(Stored records)
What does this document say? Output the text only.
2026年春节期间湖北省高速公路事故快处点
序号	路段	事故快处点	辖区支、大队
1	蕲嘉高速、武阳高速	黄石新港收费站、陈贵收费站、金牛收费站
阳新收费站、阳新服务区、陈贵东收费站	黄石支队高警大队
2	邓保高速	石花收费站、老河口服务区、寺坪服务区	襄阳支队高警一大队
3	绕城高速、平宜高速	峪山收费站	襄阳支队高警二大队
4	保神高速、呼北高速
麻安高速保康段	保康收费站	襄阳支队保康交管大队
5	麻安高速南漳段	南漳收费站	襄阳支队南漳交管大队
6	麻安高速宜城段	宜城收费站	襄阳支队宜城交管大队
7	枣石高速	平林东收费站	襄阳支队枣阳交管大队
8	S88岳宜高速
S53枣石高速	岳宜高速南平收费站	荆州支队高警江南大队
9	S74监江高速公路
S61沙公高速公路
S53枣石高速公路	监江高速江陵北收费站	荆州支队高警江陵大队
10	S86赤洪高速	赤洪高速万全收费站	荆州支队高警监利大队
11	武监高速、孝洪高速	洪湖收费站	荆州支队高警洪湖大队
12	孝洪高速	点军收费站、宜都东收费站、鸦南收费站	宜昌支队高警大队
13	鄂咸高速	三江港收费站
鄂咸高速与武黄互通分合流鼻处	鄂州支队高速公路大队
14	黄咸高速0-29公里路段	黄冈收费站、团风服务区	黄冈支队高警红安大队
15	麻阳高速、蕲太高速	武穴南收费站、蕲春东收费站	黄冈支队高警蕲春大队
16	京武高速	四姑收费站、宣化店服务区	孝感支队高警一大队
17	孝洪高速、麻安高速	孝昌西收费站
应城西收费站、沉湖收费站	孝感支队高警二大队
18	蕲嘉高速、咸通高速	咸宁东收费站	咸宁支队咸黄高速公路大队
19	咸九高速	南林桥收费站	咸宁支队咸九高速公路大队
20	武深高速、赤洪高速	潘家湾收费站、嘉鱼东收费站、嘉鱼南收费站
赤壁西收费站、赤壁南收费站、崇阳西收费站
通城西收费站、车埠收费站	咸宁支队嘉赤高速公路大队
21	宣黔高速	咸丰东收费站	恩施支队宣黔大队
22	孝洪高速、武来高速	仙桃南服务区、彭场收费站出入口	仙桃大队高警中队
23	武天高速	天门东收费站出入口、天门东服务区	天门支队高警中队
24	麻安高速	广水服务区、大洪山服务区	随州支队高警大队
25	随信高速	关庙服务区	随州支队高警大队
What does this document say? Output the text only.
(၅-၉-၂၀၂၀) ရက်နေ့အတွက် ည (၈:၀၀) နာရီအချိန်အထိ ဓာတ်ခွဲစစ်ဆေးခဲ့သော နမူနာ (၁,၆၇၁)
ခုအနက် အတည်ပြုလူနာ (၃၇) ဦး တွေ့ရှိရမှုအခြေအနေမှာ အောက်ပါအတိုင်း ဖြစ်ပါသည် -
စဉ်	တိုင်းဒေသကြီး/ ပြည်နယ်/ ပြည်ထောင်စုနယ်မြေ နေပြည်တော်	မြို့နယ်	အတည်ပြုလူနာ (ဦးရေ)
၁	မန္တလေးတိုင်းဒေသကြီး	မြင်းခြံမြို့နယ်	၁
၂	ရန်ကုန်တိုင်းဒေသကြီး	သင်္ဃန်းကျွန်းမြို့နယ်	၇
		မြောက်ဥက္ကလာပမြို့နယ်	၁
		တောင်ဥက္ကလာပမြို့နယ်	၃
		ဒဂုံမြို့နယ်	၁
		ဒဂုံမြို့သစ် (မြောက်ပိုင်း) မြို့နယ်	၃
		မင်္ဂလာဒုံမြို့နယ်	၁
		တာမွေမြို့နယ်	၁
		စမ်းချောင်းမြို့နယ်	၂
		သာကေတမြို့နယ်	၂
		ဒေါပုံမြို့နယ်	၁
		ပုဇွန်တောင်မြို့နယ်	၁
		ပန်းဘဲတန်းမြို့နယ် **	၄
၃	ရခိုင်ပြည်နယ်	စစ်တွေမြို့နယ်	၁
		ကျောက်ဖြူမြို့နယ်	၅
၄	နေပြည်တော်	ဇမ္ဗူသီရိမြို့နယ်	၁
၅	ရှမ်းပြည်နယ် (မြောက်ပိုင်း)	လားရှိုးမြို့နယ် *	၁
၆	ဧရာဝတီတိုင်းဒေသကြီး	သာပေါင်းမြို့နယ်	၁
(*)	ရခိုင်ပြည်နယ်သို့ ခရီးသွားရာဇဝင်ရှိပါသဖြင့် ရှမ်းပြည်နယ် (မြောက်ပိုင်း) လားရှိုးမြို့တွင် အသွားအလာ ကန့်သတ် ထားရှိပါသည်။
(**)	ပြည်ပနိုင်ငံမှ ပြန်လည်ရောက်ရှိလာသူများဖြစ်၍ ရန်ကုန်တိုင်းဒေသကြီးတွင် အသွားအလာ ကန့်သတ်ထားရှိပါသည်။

◆ YOUR TASK
Please restate the records in full, word for word.

◆ SOLVED PROBLEM
What does this document say? Output the text only.
2026年春节期间湖北省高速公路事故快处点
序号	路段	事故快处点	辖区支、大队
1	蕲嘉高速、武阳高速	黄石新港收费站、陈贵收费站、金牛收费站
阳新收费站、阳新服务区、陈贵东收费站	黄石支队高警大队
2	邓保高速	石花收费站、老河口服务区、寺坪服务区	襄阳支队高警一大队
3	绕城高速、平宜高速	峪山收费站	襄阳支队高警二大队
4	保神高速、呼北高速
麻安高速保康段	保康收费站	襄阳支队保康交管大队
5	麻安高速南漳段	南漳收费站	襄阳支队南漳交管大队
6	麻安高速宜城段	宜城收费站	襄阳支队宜城交管大队
7	枣石高速	平林东收费站	襄阳支队枣阳交管大队
8	S88岳宜高速
S53枣石高速	岳宜高速南平收费站	荆州支队高警江南大队
9	S74监江高速公路
S61沙公高速公路
S53枣石高速公路	监江高速江陵北收费站	荆州支队高警江陵大队
10	S86赤洪高速	赤洪高速万全收费站	荆州支队高警监利大队
11	武监高速、孝洪高速	洪湖收费站	荆州支队高警洪湖大队
12	孝洪高速	点军收费站、宜都东收费站、鸦南收费站	宜昌支队高警大队
13	鄂咸高速	三江港收费站
鄂咸高速与武黄互通分合流鼻处	鄂州支队高速公路大队
14	黄咸高速0-29公里路段	黄冈收费站、团风服务区	黄冈支队高警红安大队
15	麻阳高速、蕲太高速	武穴南收费站、蕲春东收费站	黄冈支队高警蕲春大队
16	京武高速	四姑收费站、宣化店服务区	孝感支队高警一大队
17	孝洪高速、麻安高速	孝昌西收费站
应城西收费站、沉湖收费站	孝感支队高警二大队
18	蕲嘉高速、咸通高速	咸宁东收费站	咸宁支队咸黄高速公路大队
19	咸九高速	南林桥收费站	咸宁支队咸九高速公路大队
20	武深高速、赤洪高速	潘家湾收费站、嘉鱼东收费站、嘉鱼南收费站
赤壁西收费站、赤壁南收费站、崇阳西收费站
通城西收费站、车埠收费站	咸宁支队嘉赤高速公路大队
21	宣黔高速	咸丰东收费站	恩施支队宣黔大队
22	孝洪高速、武来高速	仙桃南服务区、彭场收费站出入口	仙桃大队高警中队
23	武天高速	天门东收费站出入口、天门东服务区	天门支队高警中队
24	麻安高速	广水服务区、大洪山服务区	随州支队高警大队
25	随信高速	关庙服务区	随州支队高警大队
What does this document say? Output the text only.
(၅-၉-၂၀၂၀) ရက်နေ့အတွက် ည (၈:၀၀) နာရီအချိန်အထိ ဓာတ်ခွဲစစ်ဆေးခဲ့သော နမူနာ (၁,၆၇၁)
ခုအနက် အတည်ပြုလူနာ (၃၇) ဦး တွေ့ရှိရမှုအခြေအနေမှာ အောက်ပါအတိုင်း ဖြစ်ပါသည် -
စဉ်	တိုင်းဒေသကြီး/ ပြည်နယ်/ ပြည်ထောင်စုနယ်မြေ နေပြည်တော်	မြို့နယ်	အတည်ပြုလူနာ (ဦးရေ)
၁	မန္တလေးတိုင်းဒေသကြီး	မြင်းခြံမြို့နယ်	၁
၂	ရန်ကုန်တိုင်းဒေသကြီး	သင်္ဃန်းကျွန်းမြို့နယ်	၇
		မြောက်ဥက္ကလာပမြို့နယ်	၁
		တောင်ဥက္ကလာပမြို့နယ်	၃
		ဒဂုံမြို့နယ်	၁
		ဒဂုံမြို့သစ် (မြောက်ပိုင်း) မြို့နယ်	၃
		မင်္ဂလာဒုံမြို့နယ်	၁
		တာမွေမြို့နယ်	၁
		စမ်းချောင်းမြို့နယ်	၂
		သာကေတမြို့နယ်	၂
		ဒေါပုံမြို့နယ်	၁
		ပုဇွန်တောင်မြို့နယ်	၁
		ပန်းဘဲတန်းမြို့နယ် **	၄
၃	ရခိုင်ပြည်နယ်	စစ်တွေမြို့နယ်	၁
		ကျောက်ဖြူမြို့နယ်	၅
၄	နေပြည်တော်	ဇမ္ဗူသီရိမြို့နယ်	၁
၅	ရှမ်းပြည်နယ် (မြောက်ပိုင်း)	လားရှိုးမြို့နယ် *	၁
၆	ဧရာဝတီတိုင်းဒေသကြီး	သာပေါင်းမြို့နယ်	၁
(*)	ရခိုင်ပြည်နယ်သို့ ခရီးသွားရာဇဝင်ရှိပါသဖြင့် ရှမ်းပြည်နယ် (မြောက်ပိုင်း) လားရှိုးမြို့တွင် အသွားအလာ ကန့်သတ် ထားရှိပါသည်။
(**)	ပြည်ပနိုင်ငံမှ ပြန်လည်ရောက်ရှိလာသူများဖြစ်၍ ရန်ကုန်တိုင်းဒေသကြီးတွင် အသွားအလာ ကန့်သတ်ထားရှိပါသည်။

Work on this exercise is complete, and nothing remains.